▶ _The request_
Select each line where the word "area" appears.

▶ _Exercise material_
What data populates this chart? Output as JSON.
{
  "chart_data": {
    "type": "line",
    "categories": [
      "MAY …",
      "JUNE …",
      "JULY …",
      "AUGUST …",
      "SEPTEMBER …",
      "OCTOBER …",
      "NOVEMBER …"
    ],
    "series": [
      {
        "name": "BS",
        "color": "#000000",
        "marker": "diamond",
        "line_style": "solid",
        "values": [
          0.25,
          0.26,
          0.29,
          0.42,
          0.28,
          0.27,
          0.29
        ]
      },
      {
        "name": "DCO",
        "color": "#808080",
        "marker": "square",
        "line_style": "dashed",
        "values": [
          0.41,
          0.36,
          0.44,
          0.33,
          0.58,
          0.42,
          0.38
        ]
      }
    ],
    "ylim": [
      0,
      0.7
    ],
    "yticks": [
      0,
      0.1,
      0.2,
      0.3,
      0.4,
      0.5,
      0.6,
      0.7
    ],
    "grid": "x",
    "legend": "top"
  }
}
...
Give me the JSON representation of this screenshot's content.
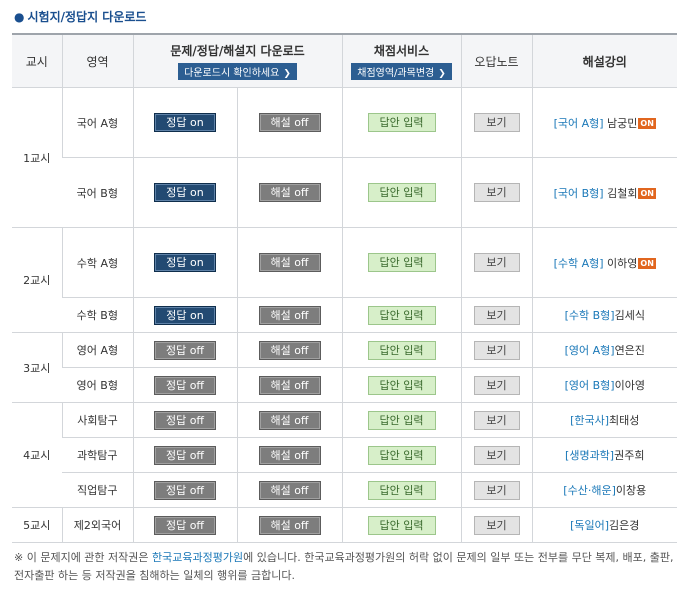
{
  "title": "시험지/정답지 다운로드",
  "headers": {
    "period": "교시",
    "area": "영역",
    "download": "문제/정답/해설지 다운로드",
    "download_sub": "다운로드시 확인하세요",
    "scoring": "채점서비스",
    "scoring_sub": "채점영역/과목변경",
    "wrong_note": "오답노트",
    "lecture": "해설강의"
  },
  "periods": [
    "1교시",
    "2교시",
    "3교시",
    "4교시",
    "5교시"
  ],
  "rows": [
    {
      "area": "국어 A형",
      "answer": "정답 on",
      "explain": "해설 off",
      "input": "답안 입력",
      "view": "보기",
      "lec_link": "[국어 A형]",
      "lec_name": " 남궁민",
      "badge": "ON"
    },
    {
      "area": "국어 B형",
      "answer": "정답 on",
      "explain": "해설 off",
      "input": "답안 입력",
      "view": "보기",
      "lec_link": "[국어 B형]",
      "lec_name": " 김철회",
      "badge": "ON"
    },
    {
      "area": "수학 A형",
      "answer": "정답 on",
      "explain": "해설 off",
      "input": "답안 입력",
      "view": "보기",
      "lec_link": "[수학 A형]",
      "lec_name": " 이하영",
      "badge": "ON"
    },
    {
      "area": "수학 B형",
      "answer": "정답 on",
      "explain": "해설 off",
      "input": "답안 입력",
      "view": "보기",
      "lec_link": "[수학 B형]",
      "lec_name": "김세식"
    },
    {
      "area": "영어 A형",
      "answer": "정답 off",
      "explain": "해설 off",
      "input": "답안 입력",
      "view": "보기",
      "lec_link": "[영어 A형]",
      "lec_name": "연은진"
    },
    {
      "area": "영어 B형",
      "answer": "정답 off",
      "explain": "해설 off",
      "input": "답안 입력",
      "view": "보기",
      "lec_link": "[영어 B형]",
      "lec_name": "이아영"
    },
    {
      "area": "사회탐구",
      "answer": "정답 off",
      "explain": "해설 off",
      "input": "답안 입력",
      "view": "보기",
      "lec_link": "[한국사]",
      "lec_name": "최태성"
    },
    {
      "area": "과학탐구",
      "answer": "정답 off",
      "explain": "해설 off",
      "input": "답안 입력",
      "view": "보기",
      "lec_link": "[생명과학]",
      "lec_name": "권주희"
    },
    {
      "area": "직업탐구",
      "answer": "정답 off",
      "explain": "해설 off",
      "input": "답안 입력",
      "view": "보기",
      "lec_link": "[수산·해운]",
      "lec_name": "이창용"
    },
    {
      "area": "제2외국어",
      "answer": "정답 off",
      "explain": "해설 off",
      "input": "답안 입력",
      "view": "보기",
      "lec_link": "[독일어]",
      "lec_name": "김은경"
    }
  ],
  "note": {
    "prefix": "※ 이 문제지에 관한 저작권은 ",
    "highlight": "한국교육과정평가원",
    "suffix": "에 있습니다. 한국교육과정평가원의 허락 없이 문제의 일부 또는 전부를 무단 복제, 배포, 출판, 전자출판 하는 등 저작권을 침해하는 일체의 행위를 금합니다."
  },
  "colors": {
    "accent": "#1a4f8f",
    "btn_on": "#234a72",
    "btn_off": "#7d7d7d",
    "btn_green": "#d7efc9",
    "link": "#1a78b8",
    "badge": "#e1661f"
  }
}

▶ _In response_
    "area": "영역",
      "area": "국어 A형",
      "area": "국어 B형",
      "area": "수학 A형",
      "area": "수학 B형",
      "area": "영어 A형",
      "area": "영어 B형",
      "area": "사회탐구",
      "area": "과학탐구",
      "area": "직업탐구",
      "area": "제2외국어",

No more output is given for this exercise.